(Directions for this task):
Among the entries, which lines carry the string "according"? Copy each of them.

***** Given entries

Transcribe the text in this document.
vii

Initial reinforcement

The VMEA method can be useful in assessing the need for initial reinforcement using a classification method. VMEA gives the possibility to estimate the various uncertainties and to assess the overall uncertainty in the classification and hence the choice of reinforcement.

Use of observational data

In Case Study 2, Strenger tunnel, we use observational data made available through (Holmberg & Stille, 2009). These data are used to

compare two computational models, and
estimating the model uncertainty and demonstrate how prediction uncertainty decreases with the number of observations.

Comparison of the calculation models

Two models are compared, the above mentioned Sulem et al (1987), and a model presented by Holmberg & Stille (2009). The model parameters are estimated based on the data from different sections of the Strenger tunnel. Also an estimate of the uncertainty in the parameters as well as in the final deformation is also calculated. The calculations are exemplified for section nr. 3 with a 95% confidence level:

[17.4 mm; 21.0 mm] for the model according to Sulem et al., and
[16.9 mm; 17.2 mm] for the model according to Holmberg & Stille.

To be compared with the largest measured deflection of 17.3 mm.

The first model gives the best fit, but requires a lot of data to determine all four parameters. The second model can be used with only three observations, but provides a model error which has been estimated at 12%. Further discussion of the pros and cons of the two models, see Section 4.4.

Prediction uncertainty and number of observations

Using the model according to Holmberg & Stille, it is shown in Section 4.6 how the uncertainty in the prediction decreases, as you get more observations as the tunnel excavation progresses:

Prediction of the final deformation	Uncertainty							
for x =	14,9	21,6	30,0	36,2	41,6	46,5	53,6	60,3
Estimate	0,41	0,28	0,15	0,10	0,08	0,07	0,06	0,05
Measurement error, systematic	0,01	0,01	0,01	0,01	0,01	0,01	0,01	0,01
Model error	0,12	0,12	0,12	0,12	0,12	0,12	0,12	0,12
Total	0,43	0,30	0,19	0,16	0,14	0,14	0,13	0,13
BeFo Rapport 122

**********

(Answer below):
[17.4 mm; 21.0 mm] for the model according to Sulem et al., and
[16.9 mm; 17.2 mm] for the model according to Holmberg & Stille.
Using the model according to Holmberg & Stille, it is shown in Section 4.6 how the uncertainty in the prediction decreases, as you get more observations as the tunnel excavation progresses:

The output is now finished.